[Stored entries]

****************

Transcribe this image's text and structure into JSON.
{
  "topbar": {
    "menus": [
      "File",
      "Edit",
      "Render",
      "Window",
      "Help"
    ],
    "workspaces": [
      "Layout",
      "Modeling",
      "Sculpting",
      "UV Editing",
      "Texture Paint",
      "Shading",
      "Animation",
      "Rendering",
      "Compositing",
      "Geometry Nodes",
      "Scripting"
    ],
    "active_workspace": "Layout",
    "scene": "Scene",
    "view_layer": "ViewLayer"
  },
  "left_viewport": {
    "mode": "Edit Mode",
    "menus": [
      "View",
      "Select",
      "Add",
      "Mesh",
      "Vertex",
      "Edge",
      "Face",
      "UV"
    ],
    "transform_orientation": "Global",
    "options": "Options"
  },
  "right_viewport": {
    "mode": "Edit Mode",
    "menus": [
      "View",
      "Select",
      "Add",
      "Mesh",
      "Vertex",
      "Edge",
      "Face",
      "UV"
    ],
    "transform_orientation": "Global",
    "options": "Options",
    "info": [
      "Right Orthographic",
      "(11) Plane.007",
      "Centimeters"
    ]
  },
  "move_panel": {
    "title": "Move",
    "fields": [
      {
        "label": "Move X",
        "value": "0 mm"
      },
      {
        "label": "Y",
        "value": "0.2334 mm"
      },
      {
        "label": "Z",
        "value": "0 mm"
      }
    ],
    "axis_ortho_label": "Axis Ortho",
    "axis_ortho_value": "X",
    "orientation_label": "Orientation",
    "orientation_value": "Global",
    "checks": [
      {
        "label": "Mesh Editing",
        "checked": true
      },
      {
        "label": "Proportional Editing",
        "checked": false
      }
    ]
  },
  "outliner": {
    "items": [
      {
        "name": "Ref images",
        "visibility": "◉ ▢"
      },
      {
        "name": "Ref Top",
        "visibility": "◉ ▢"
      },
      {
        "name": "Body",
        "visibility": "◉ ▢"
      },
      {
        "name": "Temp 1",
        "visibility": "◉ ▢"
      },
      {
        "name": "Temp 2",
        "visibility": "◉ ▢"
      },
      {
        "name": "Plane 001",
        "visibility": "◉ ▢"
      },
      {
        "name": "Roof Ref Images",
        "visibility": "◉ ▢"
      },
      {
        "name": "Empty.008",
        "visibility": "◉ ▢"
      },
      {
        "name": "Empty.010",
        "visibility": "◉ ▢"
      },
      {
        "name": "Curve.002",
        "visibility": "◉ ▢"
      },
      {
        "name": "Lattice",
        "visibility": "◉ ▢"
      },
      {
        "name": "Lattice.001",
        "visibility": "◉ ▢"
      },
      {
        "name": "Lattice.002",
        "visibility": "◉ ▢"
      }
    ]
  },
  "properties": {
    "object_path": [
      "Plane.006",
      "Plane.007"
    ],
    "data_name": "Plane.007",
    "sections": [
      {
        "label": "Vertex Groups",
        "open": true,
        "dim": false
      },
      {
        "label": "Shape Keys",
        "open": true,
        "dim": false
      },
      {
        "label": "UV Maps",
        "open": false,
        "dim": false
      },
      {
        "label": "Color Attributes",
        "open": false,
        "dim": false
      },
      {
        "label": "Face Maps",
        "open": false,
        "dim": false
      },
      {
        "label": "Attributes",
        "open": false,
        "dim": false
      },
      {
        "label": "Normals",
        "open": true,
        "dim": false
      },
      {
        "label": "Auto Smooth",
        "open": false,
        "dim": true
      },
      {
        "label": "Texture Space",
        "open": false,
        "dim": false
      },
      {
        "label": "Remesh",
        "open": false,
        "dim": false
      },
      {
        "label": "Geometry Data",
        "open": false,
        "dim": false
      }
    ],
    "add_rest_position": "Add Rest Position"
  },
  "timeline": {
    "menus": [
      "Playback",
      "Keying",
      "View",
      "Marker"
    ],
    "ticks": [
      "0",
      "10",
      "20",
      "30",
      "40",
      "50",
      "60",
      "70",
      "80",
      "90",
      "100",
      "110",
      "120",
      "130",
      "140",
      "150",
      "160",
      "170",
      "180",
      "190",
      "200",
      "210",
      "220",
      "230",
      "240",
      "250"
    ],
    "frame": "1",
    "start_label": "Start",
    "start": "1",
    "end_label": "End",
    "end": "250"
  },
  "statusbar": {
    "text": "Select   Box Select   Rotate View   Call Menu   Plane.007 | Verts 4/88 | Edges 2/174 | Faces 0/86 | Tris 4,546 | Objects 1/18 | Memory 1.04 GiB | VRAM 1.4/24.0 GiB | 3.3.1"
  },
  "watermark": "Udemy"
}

****************

WRITTEN INSTRUCTION:
Copy each record from above exactly, and include every line.

RESPONSE TO THE EXERCISE:
Transcribe this image's text and structure into JSON.
{
  "topbar": {
    "menus": [
      "File",
      "Edit",
      "Render",
      "Window",
      "Help"
    ],
    "workspaces": [
      "Layout",
      "Modeling",
      "Sculpting",
      "UV Editing",
      "Texture Paint",
      "Shading",
      "Animation",
      "Rendering",
      "Compositing",
      "Geometry Nodes",
      "Scripting"
    ],
    "active_workspace": "Layout",
    "scene": "Scene",
    "view_layer": "ViewLayer"
  },
  "left_viewport": {
    "mode": "Edit Mode",
    "menus": [
      "View",
      "Select",
      "Add",
      "Mesh",
      "Vertex",
      "Edge",
      "Face",
      "UV"
    ],
    "transform_orientation": "Global",
    "options": "Options"
  },
  "right_viewport": {
    "mode": "Edit Mode",
    "menus": [
      "View",
      "Select",
      "Add",
      "Mesh",
      "Vertex",
      "Edge",
      "Face",
      "UV"
    ],
    "transform_orientation": "Global",
    "options": "Options",
    "info": [
      "Right Orthographic",
      "(11) Plane.007",
      "Centimeters"
    ]
  },
  "move_panel": {
    "title": "Move",
    "fields": [
      {
        "label": "Move X",
        "value": "0 mm"
      },
      {
        "label": "Y",
        "value": "0.2334 mm"
      },
      {
        "label": "Z",
        "value": "0 mm"
      }
    ],
    "axis_ortho_label": "Axis Ortho",
    "axis_ortho_value": "X",
    "orientation_label": "Orientation",
    "orientation_value": "Global",
    "checks": [
      {
        "label": "Mesh Editing",
        "checked": true
      },
      {
        "label": "Proportional Editing",
        "checked": false
      }
    ]
  },
  "outliner": {
    "items": [
      {
        "name": "Ref images",
        "visibility": "◉ ▢"
      },
      {
        "name": "Ref Top",
        "visibility": "◉ ▢"
      },
      {
        "name": "Body",
        "visibility": "◉ ▢"
      },
      {
        "name": "Temp 1",
        "visibility": "◉ ▢"
      },
      {
        "name": "Temp 2",
        "visibility": "◉ ▢"
      },
      {
        "name": "Plane 001",
        "visibility": "◉ ▢"
      },
      {
        "name": "Roof Ref Images",
        "visibility": "◉ ▢"
      },
      {
        "name": "Empty.008",
        "visibility": "◉ ▢"
      },
      {
        "name": "Empty.010",
        "visibility": "◉ ▢"
      },
      {
        "name": "Curve.002",
        "visibility": "◉ ▢"
      },
      {
        "name": "Lattice",
        "visibility": "◉ ▢"
      },
      {
        "name": "Lattice.001",
        "visibility": "◉ ▢"
      },
      {
        "name": "Lattice.002",
        "visibility": "◉ ▢"
      }
    ]
  },
  "properties": {
    "object_path": [
      "Plane.006",
      "Plane.007"
    ],
    "data_name": "Plane.007",
    "sections": [
      {
        "label": "Vertex Groups",
        "open": true,
        "dim": false
      },
      {
        "label": "Shape Keys",
        "open": true,
        "dim": false
      },
      {
        "label": "UV Maps",
        "open": false,
        "dim": false
      },
      {
        "label": "Color Attributes",
        "open": false,
        "dim": false
      },
      {
        "label": "Face Maps",
        "open": false,
        "dim": false
      },
      {
        "label": "Attributes",
        "open": false,
        "dim": false
      },
      {
        "label": "Normals",
        "open": true,
        "dim": false
      },
      {
        "label": "Auto Smooth",
        "open": false,
        "dim": true
      },
      {
        "label": "Texture Space",
        "open": false,
        "dim": false
      },
      {
        "label": "Remesh",
        "open": false,
        "dim": false
      },
      {
        "label": "Geometry Data",
        "open": false,
        "dim": false
      }
    ],
    "add_rest_position": "Add Rest Position"
  },
  "timeline": {
    "menus": [
      "Playback",
      "Keying",
      "View",
      "Marker"
    ],
    "ticks": [
      "0",
      "10",
      "20",
      "30",
      "40",
      "50",
      "60",
      "70",
      "80",
      "90",
      "100",
      "110",
      "120",
      "130",
      "140",
      "150",
      "160",
      "170",
      "180",
      "190",
      "200",
      "210",
      "220",
      "230",
      "240",
      "250"
    ],
    "frame": "1",
    "start_label": "Start",
    "start": "1",
    "end_label": "End",
    "end": "250"
  },
  "statusbar": {
    "text": "Select   Box Select   Rotate View   Call Menu   Plane.007 | Verts 4/88 | Edges 2/174 | Faces 0/86 | Tris 4,546 | Objects 1/18 | Memory 1.04 GiB | VRAM 1.4/24.0 GiB | 3.3.1"
  },
  "watermark": "Udemy"
}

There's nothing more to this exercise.